- Objectif de l'exercice -
Recopiez intégralement l'article ci-dessous sur la réunion présidée par Michel Sleiman, sans y changer un seul mot.

- Texte proposé -

Michel Sleiman, présidant hier la réunion du Rassemblement pour la République (photo Dalati et Nohra).
Présidant hier une réunion du Rassemblement pour la République, l'ancien chef de l'État, Michel Sleiman, a appelé les différentes parties à « ne pas se laisser entraîner dans des escalades et des contre-escalades, pour ne pas transformer, de facto, le Liban en terrain de confrontation » (pour les autres).
Dans une allusion à peine voilée aux critiques virulentes adressées par le secrétaire général du Hezbollah à la famille Saoud, après l'exécution d'un dignitaire chiite saoudien opposé au régime wahhabite, M. Sleiman a plaidé pour « un Liban qui soit une passerelle et un point de rencontre ».
Il a ainsi appelé toutes les forces politiques à « intervenir positivement auprès des axes en conflit, en vue de rapprocher leurs points de vue respectifs ». Tel serait « le moyen de renforcer la présence du Liban, au lieu de l'entraîner dans la fournaise des conflits actuels », a déclaré le président Sleiman.
Dans ce contexte, il a prié « tous les États visés par les positions virulentes de certains responsables libanais à ne pas en faire assumer la responsabilité aux ressortissants libanais qui travaillent sur leur territoire ».
Le président du Rassemblement pour la République a stigmatisé, par ailleurs, « l'agression israélienne contre les fermes de Chebaa ».
En ce qui concerne la conjoncture interne, le président Sleiman a appelé une nouvelle fois à « relancer le gouvernement, afin de gérer le quotidien des gens, à l'ombre de la vacance présidentielle ». L'ancien chef de l'État a ainsi déploré « la logique du blocage, qui épuise la magistrature suprême, et avec elle l'ensemble des institutions et des secteurs d'activité ».

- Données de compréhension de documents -
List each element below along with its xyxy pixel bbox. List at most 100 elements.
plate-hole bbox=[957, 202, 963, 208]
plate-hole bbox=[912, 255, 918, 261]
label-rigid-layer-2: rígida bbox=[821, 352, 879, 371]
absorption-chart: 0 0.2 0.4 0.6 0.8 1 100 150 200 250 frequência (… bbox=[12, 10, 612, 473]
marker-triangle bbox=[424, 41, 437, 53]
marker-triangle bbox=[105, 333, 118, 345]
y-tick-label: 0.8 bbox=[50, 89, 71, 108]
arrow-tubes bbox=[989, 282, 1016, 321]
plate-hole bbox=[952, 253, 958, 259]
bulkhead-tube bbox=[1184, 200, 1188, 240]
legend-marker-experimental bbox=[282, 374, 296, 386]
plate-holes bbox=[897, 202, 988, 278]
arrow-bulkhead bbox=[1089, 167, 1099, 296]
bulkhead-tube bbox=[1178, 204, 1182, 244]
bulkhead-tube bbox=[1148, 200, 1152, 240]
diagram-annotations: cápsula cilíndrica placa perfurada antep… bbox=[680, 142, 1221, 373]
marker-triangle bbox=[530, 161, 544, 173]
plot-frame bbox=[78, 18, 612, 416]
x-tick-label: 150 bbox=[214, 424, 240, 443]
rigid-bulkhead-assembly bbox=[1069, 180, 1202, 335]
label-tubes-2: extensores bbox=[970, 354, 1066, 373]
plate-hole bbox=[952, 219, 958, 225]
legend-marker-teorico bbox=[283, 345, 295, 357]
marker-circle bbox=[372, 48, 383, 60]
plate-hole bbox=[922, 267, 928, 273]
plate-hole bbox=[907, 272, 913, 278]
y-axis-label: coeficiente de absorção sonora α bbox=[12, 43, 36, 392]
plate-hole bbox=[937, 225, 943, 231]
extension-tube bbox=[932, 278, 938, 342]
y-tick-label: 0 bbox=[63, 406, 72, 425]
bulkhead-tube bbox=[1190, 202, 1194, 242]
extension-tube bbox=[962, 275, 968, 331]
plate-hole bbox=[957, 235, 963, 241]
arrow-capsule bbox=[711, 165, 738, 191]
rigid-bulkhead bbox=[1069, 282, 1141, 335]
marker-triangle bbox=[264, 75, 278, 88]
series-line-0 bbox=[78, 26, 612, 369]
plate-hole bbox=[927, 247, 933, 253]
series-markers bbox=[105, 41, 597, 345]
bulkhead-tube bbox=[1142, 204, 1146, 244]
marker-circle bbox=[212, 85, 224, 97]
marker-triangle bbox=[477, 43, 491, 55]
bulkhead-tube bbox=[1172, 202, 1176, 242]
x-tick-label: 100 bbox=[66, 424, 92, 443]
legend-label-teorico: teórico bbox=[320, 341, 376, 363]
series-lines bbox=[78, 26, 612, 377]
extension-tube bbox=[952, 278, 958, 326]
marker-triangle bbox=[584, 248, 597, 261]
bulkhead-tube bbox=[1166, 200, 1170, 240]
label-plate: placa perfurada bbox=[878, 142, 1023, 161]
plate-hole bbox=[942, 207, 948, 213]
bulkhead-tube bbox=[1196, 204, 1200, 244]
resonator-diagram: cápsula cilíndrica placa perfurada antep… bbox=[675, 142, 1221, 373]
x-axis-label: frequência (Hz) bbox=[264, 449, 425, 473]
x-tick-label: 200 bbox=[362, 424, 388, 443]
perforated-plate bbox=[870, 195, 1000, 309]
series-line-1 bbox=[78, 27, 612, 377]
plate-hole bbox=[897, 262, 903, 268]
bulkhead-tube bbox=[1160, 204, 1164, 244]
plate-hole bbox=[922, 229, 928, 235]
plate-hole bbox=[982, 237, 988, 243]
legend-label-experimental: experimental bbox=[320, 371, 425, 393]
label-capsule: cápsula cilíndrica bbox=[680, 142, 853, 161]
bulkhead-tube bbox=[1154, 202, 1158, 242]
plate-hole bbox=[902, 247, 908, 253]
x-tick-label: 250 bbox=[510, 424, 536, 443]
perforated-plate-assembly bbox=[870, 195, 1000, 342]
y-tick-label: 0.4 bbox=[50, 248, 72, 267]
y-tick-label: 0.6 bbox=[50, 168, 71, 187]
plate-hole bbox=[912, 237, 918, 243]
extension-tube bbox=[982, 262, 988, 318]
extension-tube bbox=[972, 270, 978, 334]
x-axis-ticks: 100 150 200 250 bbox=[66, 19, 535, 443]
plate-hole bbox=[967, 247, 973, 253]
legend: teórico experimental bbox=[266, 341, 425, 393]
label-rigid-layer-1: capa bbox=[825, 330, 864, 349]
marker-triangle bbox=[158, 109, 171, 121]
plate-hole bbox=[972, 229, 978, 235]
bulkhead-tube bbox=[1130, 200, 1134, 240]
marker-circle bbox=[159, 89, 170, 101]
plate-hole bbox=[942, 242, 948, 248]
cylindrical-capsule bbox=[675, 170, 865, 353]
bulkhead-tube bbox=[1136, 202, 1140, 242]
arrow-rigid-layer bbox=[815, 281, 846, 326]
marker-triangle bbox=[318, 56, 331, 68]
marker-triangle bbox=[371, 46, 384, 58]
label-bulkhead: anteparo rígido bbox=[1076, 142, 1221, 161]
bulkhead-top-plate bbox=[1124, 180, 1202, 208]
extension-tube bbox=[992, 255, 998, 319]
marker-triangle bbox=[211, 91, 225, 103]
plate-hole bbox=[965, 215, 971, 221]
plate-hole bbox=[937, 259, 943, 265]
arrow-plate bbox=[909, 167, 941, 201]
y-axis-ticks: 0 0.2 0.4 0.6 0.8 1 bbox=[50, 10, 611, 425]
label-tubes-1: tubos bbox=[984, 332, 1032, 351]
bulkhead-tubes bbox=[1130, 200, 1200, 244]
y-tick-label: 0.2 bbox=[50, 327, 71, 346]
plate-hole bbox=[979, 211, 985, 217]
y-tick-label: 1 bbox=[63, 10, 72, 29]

- Zone de réponse -
Michel Sleiman, présidant hier la réunion du Rassemblement pour la République (photo Dalati et Nohra).
Présidant hier une réunion du Rassemblement pour la République, l'ancien chef de l'État, Michel Sleiman, a appelé les différentes parties à « ne pas se laisser entraîner dans des escalades et des contre-escalades, pour ne pas transformer, de facto, le Liban en terrain de confrontation » (pour les autres).
Dans une allusion à peine voilée aux critiques virulentes adressées par le secrétaire général du Hezbollah à la famille Saoud, après l'exécution d'un dignitaire chiite saoudien opposé au régime wahhabite, M. Sleiman a plaidé pour « un Liban qui soit une passerelle et un point de rencontre ».
Il a ainsi appelé toutes les forces politiques à « intervenir positivement auprès des axes en conflit, en vue de rapprocher leurs points de vue respectifs ». Tel serait « le moyen de renforcer la présence du Liban, au lieu de l'entraîner dans la fournaise des conflits actuels », a déclaré le président Sleiman.
Dans ce contexte, il a prié « tous les États visés par les positions virulentes de certains responsables libanais à ne pas en faire assumer la responsabilité aux ressortissants libanais qui travaillent sur leur territoire ».
Le président du Rassemblement pour la République a stigmatisé, par ailleurs, « l'agression israélienne contre les fermes de Chebaa ».
En ce qui concerne la conjoncture interne, le président Sleiman a appelé une nouvelle fois à « relancer le gouvernement, afin de gérer le quotidien des gens, à l'ombre de la vacance présidentielle ». L'ancien chef de l'État a ainsi déploré « la logique du blocage, qui épuise la magistrature suprême, et avec elle l'ensemble des institutions et des secteurs d'activité ».